A block of data:
****************

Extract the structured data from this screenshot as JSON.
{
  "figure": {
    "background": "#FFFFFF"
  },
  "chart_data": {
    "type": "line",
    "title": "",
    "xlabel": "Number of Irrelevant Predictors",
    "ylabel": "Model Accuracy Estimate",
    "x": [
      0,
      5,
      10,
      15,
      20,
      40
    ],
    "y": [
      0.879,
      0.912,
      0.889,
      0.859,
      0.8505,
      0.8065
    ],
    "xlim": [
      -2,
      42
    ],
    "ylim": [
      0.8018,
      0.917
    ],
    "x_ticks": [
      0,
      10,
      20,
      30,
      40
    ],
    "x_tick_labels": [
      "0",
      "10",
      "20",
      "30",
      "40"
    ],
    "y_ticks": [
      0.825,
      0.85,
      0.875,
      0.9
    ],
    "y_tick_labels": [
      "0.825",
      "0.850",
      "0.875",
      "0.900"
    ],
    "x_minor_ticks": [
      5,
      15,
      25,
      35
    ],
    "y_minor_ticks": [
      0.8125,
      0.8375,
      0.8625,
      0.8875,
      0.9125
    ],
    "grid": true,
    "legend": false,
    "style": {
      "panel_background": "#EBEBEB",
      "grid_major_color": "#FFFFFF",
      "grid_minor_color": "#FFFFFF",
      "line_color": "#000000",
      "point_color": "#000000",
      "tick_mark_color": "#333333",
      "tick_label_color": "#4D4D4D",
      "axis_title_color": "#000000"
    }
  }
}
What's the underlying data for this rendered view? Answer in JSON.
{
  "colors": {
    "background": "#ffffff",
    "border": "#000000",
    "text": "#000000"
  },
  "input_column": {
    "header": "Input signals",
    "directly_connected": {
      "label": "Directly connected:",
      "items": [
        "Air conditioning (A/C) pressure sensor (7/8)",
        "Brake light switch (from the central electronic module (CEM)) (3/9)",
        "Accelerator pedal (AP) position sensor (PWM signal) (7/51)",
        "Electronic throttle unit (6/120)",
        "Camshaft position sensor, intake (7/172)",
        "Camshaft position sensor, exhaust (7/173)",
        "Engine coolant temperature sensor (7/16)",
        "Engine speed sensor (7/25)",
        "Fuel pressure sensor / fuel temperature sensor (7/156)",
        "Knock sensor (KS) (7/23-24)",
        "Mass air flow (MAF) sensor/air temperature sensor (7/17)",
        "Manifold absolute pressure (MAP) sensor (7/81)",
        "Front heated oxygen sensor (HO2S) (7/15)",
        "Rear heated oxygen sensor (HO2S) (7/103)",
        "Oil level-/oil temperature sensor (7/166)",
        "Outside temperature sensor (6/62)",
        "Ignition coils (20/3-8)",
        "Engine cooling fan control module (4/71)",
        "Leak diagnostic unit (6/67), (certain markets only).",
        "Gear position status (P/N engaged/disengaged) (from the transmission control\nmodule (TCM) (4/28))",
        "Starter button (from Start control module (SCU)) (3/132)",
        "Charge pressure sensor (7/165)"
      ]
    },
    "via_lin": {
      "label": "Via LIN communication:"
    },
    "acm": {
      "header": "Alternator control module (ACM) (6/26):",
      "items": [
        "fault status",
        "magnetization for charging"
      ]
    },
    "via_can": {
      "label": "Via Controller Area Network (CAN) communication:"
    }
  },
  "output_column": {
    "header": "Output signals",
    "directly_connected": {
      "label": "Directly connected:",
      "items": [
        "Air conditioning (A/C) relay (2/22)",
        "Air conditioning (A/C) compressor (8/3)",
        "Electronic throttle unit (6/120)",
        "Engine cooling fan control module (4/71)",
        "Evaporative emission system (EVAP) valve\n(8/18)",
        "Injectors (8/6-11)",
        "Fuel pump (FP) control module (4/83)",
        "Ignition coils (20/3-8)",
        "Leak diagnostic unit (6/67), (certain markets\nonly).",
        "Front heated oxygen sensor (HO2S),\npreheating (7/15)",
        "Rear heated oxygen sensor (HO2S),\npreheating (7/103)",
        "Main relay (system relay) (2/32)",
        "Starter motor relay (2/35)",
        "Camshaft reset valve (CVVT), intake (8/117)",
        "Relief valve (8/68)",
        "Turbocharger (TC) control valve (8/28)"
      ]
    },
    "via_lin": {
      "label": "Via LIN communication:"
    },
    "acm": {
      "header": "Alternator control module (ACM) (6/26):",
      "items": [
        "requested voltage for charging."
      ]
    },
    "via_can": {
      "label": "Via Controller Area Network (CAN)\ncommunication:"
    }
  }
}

****************

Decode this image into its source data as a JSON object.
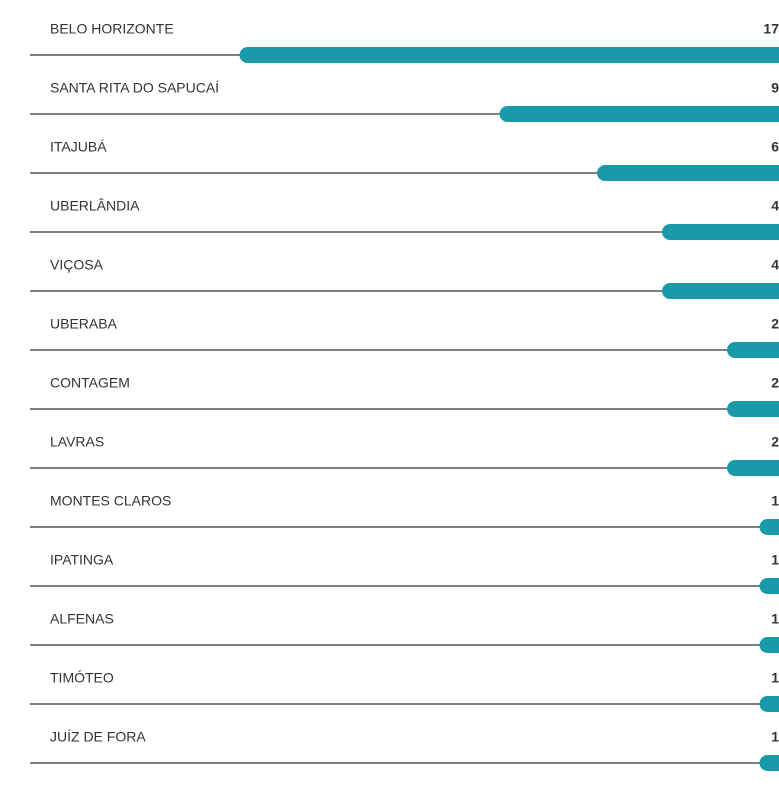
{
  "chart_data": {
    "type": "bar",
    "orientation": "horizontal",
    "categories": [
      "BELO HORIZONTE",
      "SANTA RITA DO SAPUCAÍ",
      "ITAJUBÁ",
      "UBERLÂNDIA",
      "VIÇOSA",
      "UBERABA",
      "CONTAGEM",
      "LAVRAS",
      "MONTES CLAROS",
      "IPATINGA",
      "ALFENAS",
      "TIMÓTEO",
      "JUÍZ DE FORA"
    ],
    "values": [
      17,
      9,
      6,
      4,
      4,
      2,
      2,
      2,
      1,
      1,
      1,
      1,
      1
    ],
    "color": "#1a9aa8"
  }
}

****************

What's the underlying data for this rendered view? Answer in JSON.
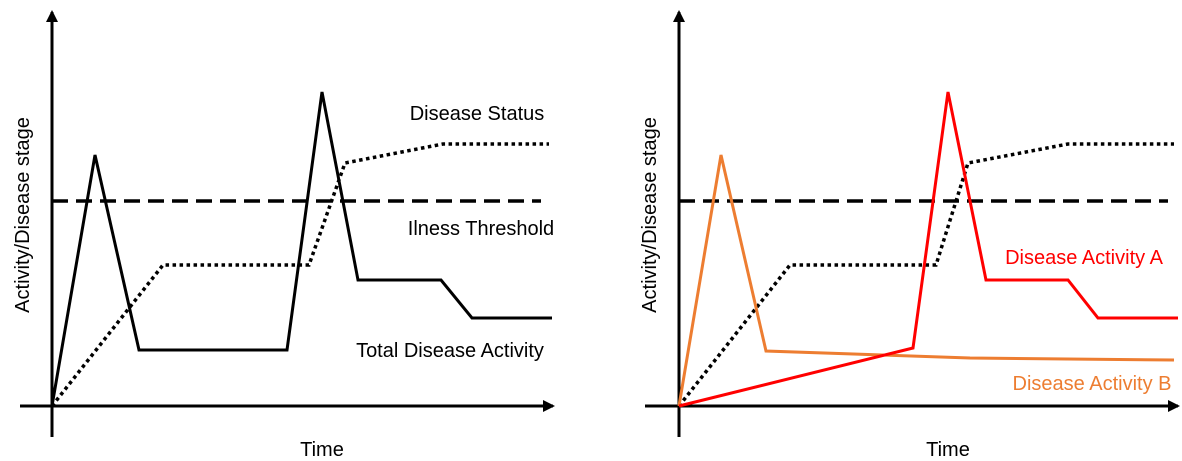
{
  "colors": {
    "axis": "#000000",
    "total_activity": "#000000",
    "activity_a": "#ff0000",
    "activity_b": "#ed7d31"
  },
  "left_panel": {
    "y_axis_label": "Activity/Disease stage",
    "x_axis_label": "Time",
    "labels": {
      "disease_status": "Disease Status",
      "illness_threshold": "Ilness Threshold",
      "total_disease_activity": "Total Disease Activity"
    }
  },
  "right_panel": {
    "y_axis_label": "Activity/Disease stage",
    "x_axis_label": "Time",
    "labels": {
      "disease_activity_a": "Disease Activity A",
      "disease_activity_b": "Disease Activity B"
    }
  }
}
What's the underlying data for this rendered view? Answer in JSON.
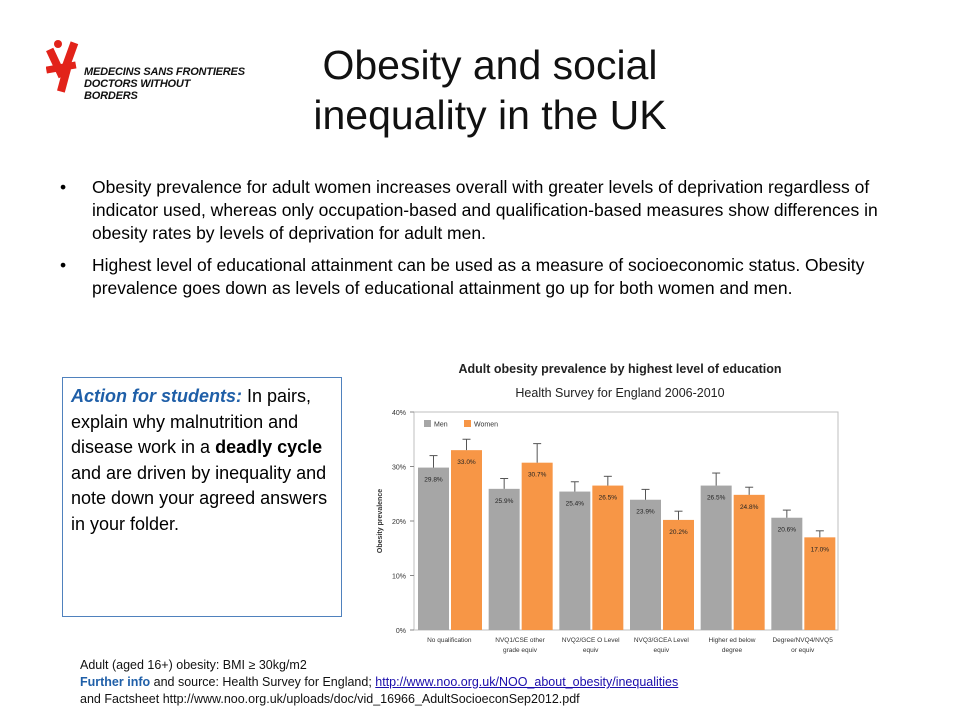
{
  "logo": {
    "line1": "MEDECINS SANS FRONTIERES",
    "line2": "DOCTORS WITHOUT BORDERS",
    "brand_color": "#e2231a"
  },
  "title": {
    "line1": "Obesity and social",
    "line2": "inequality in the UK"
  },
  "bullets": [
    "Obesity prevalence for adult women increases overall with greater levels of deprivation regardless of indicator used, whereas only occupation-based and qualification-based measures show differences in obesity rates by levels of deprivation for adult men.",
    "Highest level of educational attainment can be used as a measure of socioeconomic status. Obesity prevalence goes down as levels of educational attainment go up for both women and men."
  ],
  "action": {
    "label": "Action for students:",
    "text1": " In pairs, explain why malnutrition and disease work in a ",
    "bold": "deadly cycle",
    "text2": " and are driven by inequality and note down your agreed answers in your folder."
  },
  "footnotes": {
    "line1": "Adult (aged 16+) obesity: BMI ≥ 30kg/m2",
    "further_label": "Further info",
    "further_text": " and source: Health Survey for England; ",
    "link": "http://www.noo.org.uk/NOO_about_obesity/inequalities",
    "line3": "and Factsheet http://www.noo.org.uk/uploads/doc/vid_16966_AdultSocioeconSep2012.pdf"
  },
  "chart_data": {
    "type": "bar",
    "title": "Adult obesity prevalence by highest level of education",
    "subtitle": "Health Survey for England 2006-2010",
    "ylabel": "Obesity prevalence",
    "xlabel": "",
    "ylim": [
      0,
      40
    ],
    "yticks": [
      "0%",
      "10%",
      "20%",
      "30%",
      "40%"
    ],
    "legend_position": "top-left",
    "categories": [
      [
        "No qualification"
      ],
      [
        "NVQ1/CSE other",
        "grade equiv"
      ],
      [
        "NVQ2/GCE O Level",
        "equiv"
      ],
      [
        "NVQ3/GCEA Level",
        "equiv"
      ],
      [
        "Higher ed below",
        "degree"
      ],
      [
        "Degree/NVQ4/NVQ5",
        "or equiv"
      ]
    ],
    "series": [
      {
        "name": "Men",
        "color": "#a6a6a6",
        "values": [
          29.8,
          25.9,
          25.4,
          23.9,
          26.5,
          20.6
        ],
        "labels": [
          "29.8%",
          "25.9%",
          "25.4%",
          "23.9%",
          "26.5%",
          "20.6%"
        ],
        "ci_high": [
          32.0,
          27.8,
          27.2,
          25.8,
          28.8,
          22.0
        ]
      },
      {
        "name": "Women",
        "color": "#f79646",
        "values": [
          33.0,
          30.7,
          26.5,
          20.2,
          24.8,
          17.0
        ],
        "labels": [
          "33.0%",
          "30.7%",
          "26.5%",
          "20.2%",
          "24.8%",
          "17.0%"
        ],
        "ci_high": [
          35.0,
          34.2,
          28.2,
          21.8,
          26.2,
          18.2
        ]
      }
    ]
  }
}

****************

WHAT NEEDS TO BE DONE » From the entries, report each line that includes the word "heated".

EXERCISE SOLUTION »
        "Front heated oxygen sensor (HO2S) (7/15)",
        "Rear heated oxygen sensor (HO2S) (7/103)",
        "Front heated oxygen sensor (HO2S),\npreheating (7/15)",
        "Rear heated oxygen sensor (HO2S),\npreheating (7/103)",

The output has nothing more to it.